Gather each line containing the string "Customer" from these entries.

─── Supplied records ───

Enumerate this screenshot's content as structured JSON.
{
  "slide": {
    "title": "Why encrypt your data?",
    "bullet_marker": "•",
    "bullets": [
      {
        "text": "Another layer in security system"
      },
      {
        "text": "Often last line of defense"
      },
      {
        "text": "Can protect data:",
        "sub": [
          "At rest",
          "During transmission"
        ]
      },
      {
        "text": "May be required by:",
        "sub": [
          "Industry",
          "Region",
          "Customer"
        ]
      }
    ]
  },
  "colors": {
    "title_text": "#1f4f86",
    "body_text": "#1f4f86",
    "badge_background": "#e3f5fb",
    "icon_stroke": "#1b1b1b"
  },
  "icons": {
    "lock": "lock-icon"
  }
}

───
─── Supplied records ───

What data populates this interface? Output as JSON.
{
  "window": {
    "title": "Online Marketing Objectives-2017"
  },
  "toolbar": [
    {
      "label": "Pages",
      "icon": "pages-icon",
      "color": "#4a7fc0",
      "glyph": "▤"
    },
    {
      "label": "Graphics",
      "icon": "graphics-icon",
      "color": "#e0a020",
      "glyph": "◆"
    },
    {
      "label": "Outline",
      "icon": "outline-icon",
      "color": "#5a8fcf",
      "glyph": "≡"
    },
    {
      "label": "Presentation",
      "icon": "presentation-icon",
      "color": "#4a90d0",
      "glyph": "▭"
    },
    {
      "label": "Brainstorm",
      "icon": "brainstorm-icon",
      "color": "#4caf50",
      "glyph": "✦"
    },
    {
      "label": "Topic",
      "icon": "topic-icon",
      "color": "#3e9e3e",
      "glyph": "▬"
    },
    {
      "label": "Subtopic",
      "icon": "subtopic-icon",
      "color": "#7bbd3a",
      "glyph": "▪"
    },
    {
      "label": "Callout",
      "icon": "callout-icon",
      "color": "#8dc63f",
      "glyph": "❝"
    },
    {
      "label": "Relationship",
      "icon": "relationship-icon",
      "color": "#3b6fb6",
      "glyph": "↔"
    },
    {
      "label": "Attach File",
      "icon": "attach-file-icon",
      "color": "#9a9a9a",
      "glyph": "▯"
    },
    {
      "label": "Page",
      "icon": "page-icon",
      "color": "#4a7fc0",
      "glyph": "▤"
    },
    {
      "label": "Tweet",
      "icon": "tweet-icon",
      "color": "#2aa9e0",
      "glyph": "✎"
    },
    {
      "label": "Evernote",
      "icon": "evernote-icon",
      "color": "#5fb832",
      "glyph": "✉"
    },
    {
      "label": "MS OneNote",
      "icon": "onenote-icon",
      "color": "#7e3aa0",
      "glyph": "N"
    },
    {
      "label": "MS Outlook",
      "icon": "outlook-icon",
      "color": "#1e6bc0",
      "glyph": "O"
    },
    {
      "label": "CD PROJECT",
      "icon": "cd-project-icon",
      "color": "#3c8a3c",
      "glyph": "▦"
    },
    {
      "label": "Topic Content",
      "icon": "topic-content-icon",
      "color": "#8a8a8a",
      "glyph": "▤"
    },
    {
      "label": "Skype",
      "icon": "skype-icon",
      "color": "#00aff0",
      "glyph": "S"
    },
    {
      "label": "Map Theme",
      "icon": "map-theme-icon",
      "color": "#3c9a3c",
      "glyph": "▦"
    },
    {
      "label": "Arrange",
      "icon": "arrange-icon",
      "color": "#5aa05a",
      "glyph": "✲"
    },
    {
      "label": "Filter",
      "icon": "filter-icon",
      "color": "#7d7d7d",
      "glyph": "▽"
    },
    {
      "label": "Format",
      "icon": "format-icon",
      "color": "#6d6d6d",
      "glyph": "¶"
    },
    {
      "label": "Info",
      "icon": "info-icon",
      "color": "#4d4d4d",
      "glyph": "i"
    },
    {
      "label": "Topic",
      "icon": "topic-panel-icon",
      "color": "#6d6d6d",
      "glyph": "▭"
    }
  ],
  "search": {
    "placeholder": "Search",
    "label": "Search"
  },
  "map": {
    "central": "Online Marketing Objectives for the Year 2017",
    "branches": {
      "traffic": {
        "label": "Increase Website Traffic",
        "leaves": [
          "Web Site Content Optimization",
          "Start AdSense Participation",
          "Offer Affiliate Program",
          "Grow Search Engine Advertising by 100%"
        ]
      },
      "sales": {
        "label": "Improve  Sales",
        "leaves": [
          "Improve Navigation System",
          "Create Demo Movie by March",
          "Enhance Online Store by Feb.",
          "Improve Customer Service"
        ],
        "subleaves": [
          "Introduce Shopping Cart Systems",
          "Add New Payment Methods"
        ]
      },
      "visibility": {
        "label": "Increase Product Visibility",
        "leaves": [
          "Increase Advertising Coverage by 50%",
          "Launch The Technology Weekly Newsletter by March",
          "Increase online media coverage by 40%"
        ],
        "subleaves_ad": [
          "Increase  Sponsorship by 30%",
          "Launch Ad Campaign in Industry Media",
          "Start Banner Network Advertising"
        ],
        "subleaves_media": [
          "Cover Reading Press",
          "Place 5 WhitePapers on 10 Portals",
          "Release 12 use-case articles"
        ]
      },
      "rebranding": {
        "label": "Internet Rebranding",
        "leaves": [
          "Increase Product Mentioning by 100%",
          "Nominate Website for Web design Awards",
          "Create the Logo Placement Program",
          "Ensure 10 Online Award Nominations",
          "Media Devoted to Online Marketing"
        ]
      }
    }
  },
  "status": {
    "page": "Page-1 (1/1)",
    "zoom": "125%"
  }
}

───

> [Worked answer]
          "Customer"
          "Improve Customer Service"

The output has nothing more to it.